EXTRACTED DATA:

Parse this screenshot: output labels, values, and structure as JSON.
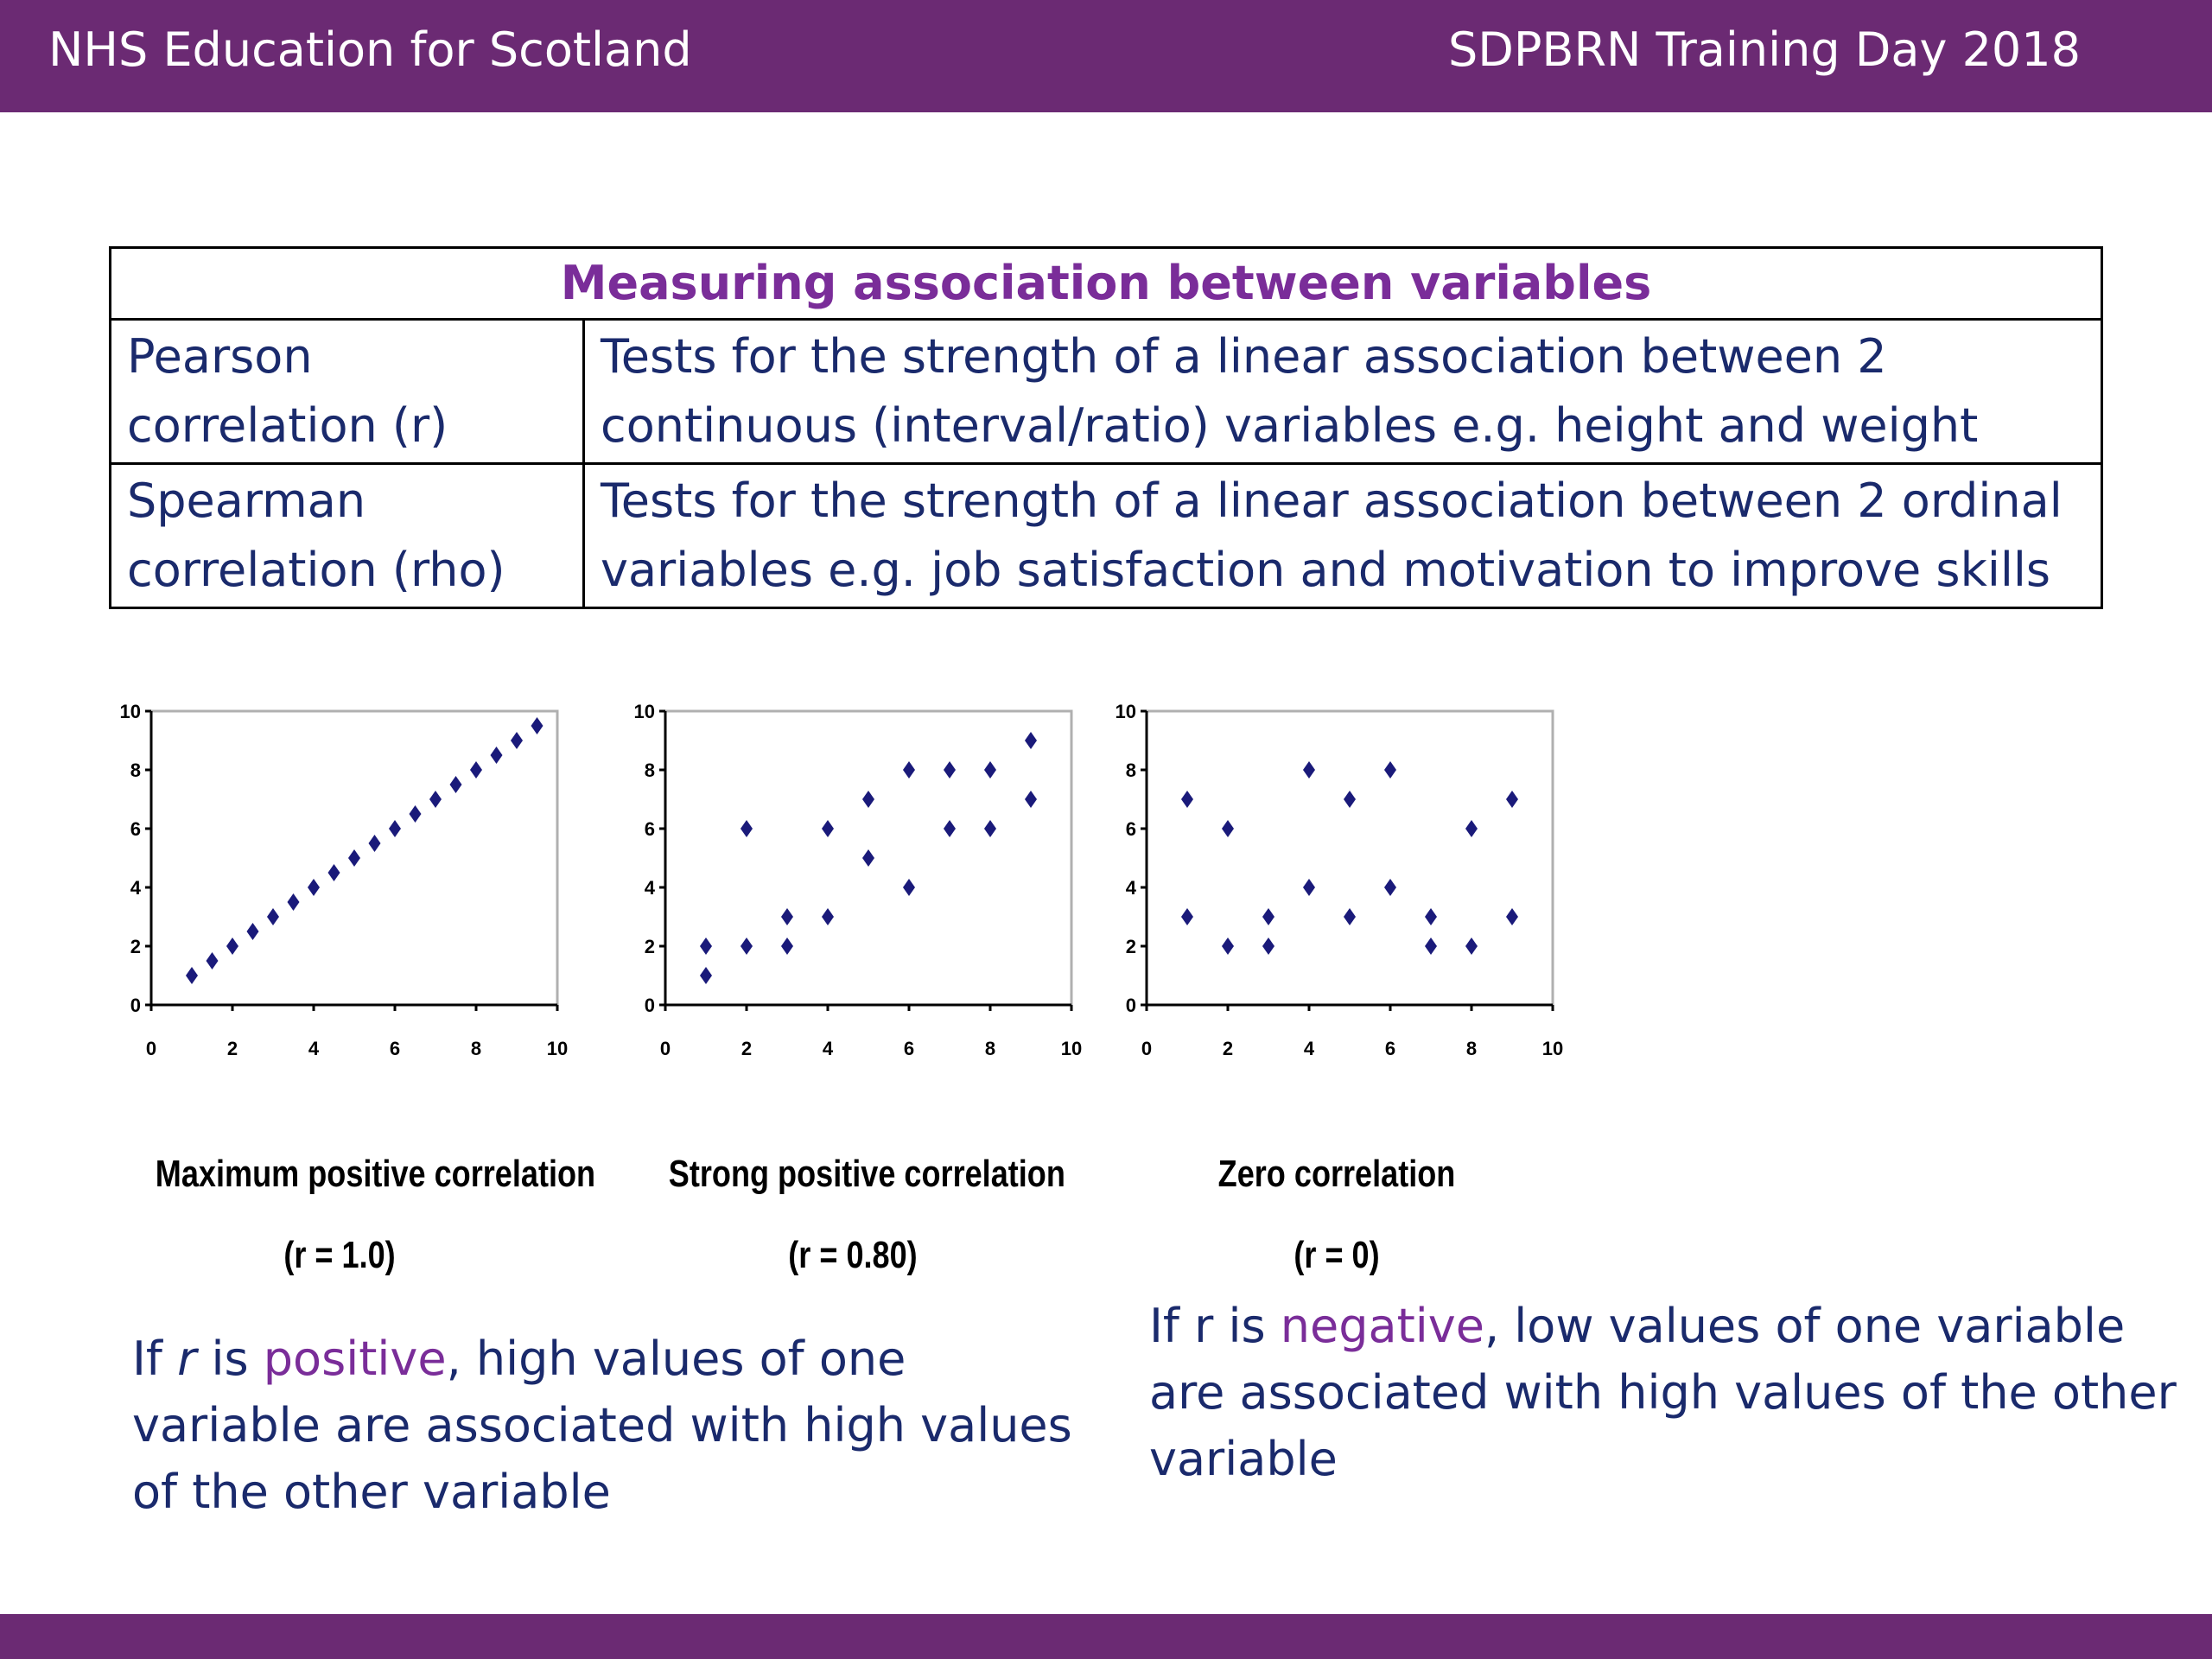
{
  "header": {
    "org": "NHS Education for Scotland",
    "event": "SDPBRN Training Day 2018"
  },
  "table": {
    "title": "Measuring association between variables",
    "rows": [
      {
        "name": "Pearson correlation  (r)",
        "description": "Tests for the strength of a linear association between 2 continuous (interval/ratio) variables  e.g. height and weight"
      },
      {
        "name": "Spearman correlation (rho)",
        "description": "Tests for the strength of a linear association between 2 ordinal variables e.g. job satisfaction and  motivation to improve skills"
      }
    ]
  },
  "chart_data": [
    {
      "type": "scatter",
      "title": "Maximum positive correlation",
      "subtitle": "(r = 1.0)",
      "xlim": [
        0,
        10
      ],
      "ylim": [
        0,
        10
      ],
      "xticks": [
        "0",
        "2",
        "4",
        "6",
        "8",
        "10"
      ],
      "yticks": [
        "0",
        "2",
        "4",
        "6",
        "8",
        "10"
      ],
      "marker_color": "#1a1a7a",
      "points": [
        [
          1,
          1
        ],
        [
          1.5,
          1.5
        ],
        [
          2,
          2
        ],
        [
          2.5,
          2.5
        ],
        [
          3,
          3
        ],
        [
          3.5,
          3.5
        ],
        [
          4,
          4
        ],
        [
          4.5,
          4.5
        ],
        [
          5,
          5
        ],
        [
          5.5,
          5.5
        ],
        [
          6,
          6
        ],
        [
          6.5,
          6.5
        ],
        [
          7,
          7
        ],
        [
          7.5,
          7.5
        ],
        [
          8,
          8
        ],
        [
          8.5,
          8.5
        ],
        [
          9,
          9
        ],
        [
          9.5,
          9.5
        ]
      ]
    },
    {
      "type": "scatter",
      "title": "Strong positive correlation",
      "subtitle": "(r = 0.80)",
      "xlim": [
        0,
        10
      ],
      "ylim": [
        0,
        10
      ],
      "xticks": [
        "0",
        "2",
        "4",
        "6",
        "8",
        "10"
      ],
      "yticks": [
        "0",
        "2",
        "4",
        "6",
        "8",
        "10"
      ],
      "marker_color": "#1a1a7a",
      "points": [
        [
          1,
          1
        ],
        [
          1,
          2
        ],
        [
          2,
          2
        ],
        [
          2,
          6
        ],
        [
          3,
          2
        ],
        [
          3,
          3
        ],
        [
          4,
          3
        ],
        [
          4,
          6
        ],
        [
          5,
          5
        ],
        [
          5,
          7
        ],
        [
          6,
          4
        ],
        [
          6,
          8
        ],
        [
          7,
          6
        ],
        [
          7,
          8
        ],
        [
          8,
          6
        ],
        [
          8,
          8
        ],
        [
          9,
          7
        ],
        [
          9,
          9
        ]
      ]
    },
    {
      "type": "scatter",
      "title": "Zero correlation",
      "subtitle": "(r = 0)",
      "xlim": [
        0,
        10
      ],
      "ylim": [
        0,
        10
      ],
      "xticks": [
        "0",
        "2",
        "4",
        "6",
        "8",
        "10"
      ],
      "yticks": [
        "0",
        "2",
        "4",
        "6",
        "8",
        "10"
      ],
      "marker_color": "#1a1a7a",
      "points": [
        [
          1,
          3
        ],
        [
          1,
          7
        ],
        [
          2,
          2
        ],
        [
          2,
          6
        ],
        [
          3,
          2
        ],
        [
          3,
          3
        ],
        [
          4,
          4
        ],
        [
          4,
          8
        ],
        [
          5,
          3
        ],
        [
          5,
          7
        ],
        [
          6,
          4
        ],
        [
          6,
          8
        ],
        [
          7,
          2
        ],
        [
          7,
          3
        ],
        [
          8,
          2
        ],
        [
          8,
          6
        ],
        [
          9,
          3
        ],
        [
          9,
          7
        ]
      ]
    }
  ],
  "text": {
    "positive": {
      "prefix": "If ",
      "var": "r",
      "is": " is ",
      "word": "positive",
      "rest": ", high values of one variable are associated with high values of the other variable"
    },
    "negative": {
      "prefix": "If r is ",
      "word": "negative",
      "rest": ", low values of one variable are associated with high values of the other variable"
    }
  },
  "colors": {
    "brand": "#6b2a73",
    "accent": "#7a2d99",
    "body_text": "#1a2a6c",
    "marker": "#1a1a7a"
  }
}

AIM: Identify and copy all lines with the word "other".

ANSWER BELOW:
      "rest": ", high values of one variable are associated with high values of the other variable"
      "rest": ", low values of one variable are associated with high values of the other variable"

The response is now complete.